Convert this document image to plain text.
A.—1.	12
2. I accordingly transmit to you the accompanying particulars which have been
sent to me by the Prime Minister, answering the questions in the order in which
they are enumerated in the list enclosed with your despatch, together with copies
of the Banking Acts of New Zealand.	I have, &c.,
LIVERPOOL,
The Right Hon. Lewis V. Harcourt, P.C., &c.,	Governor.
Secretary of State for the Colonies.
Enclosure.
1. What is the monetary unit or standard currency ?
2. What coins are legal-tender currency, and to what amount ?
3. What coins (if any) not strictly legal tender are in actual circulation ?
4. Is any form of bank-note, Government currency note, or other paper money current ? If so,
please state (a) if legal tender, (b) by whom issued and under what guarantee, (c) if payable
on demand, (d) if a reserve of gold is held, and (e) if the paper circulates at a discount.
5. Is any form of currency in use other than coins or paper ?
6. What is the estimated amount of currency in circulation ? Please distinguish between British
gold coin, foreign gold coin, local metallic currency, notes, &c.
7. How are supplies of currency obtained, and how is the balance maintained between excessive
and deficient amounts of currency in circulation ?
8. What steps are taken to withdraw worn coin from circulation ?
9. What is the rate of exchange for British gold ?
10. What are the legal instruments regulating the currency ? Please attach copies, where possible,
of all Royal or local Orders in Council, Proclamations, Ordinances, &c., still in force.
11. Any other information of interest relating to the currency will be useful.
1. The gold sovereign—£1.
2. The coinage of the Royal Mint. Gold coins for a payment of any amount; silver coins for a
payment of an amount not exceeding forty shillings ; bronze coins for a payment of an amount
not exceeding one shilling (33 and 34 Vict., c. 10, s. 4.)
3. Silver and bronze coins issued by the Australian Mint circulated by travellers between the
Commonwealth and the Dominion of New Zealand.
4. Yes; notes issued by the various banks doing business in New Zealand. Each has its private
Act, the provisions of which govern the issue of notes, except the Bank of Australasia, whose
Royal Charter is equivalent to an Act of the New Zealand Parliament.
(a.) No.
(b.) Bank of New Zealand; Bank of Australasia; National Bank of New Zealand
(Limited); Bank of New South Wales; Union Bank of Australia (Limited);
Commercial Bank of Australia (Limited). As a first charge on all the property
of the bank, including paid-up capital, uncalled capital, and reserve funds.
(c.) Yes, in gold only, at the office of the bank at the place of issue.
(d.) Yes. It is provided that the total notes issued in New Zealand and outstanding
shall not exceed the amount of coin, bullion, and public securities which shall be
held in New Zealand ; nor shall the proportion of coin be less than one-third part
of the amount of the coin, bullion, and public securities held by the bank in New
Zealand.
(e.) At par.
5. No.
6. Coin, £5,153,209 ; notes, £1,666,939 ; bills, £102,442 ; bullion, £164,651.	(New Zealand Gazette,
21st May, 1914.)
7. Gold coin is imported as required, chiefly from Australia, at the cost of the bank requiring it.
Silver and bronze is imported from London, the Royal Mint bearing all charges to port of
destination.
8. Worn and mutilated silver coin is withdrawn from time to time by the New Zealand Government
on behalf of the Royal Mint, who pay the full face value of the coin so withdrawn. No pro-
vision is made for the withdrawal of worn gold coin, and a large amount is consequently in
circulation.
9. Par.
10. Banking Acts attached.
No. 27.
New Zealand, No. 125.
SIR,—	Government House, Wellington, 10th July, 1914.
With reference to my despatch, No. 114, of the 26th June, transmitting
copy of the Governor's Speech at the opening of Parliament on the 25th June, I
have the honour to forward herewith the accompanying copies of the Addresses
════════════════════
TASK OBJECTIVE: Reproduce the entries above in full by retyping them exactly.

THE COMPLETED TASK:
Convert this document image to plain text.
A.—1.	12
2. I accordingly transmit to you the accompanying particulars which have been
sent to me by the Prime Minister, answering the questions in the order in which
they are enumerated in the list enclosed with your despatch, together with copies
of the Banking Acts of New Zealand.	I have, &c.,
LIVERPOOL,
The Right Hon. Lewis V. Harcourt, P.C., &c.,	Governor.
Secretary of State for the Colonies.
Enclosure.
1. What is the monetary unit or standard currency ?
2. What coins are legal-tender currency, and to what amount ?
3. What coins (if any) not strictly legal tender are in actual circulation ?
4. Is any form of bank-note, Government currency note, or other paper money current ? If so,
please state (a) if legal tender, (b) by whom issued and under what guarantee, (c) if payable
on demand, (d) if a reserve of gold is held, and (e) if the paper circulates at a discount.
5. Is any form of currency in use other than coins or paper ?
6. What is the estimated amount of currency in circulation ? Please distinguish between British
gold coin, foreign gold coin, local metallic currency, notes, &c.
7. How are supplies of currency obtained, and how is the balance maintained between excessive
and deficient amounts of currency in circulation ?
8. What steps are taken to withdraw worn coin from circulation ?
9. What is the rate of exchange for British gold ?
10. What are the legal instruments regulating the currency ? Please attach copies, where possible,
of all Royal or local Orders in Council, Proclamations, Ordinances, &c., still in force.
11. Any other information of interest relating to the currency will be useful.
1. The gold sovereign—£1.
2. The coinage of the Royal Mint. Gold coins for a payment of any amount; silver coins for a
payment of an amount not exceeding forty shillings ; bronze coins for a payment of an amount
not exceeding one shilling (33 and 34 Vict., c. 10, s. 4.)
3. Silver and bronze coins issued by the Australian Mint circulated by travellers between the
Commonwealth and the Dominion of New Zealand.
4. Yes; notes issued by the various banks doing business in New Zealand. Each has its private
Act, the provisions of which govern the issue of notes, except the Bank of Australasia, whose
Royal Charter is equivalent to an Act of the New Zealand Parliament.
(a.) No.
(b.) Bank of New Zealand; Bank of Australasia; National Bank of New Zealand
(Limited); Bank of New South Wales; Union Bank of Australia (Limited);
Commercial Bank of Australia (Limited). As a first charge on all the property
of the bank, including paid-up capital, uncalled capital, and reserve funds.
(c.) Yes, in gold only, at the office of the bank at the place of issue.
(d.) Yes. It is provided that the total notes issued in New Zealand and outstanding
shall not exceed the amount of coin, bullion, and public securities which shall be
held in New Zealand ; nor shall the proportion of coin be less than one-third part
of the amount of the coin, bullion, and public securities held by the bank in New
Zealand.
(e.) At par.
5. No.
6. Coin, £5,153,209 ; notes, £1,666,939 ; bills, £102,442 ; bullion, £164,651.	(New Zealand Gazette,
21st May, 1914.)
7. Gold coin is imported as required, chiefly from Australia, at the cost of the bank requiring it.
Silver and bronze is imported from London, the Royal Mint bearing all charges to port of
destination.
8. Worn and mutilated silver coin is withdrawn from time to time by the New Zealand Government
on behalf of the Royal Mint, who pay the full face value of the coin so withdrawn. No pro-
vision is made for the withdrawal of worn gold coin, and a large amount is consequently in
circulation.
9. Par.
10. Banking Acts attached.
No. 27.
New Zealand, No. 125.
SIR,—	Government House, Wellington, 10th July, 1914.
With reference to my despatch, No. 114, of the 26th June, transmitting
copy of the Governor's Speech at the opening of Parliament on the 25th June, I
have the honour to forward herewith the accompanying copies of the Addresses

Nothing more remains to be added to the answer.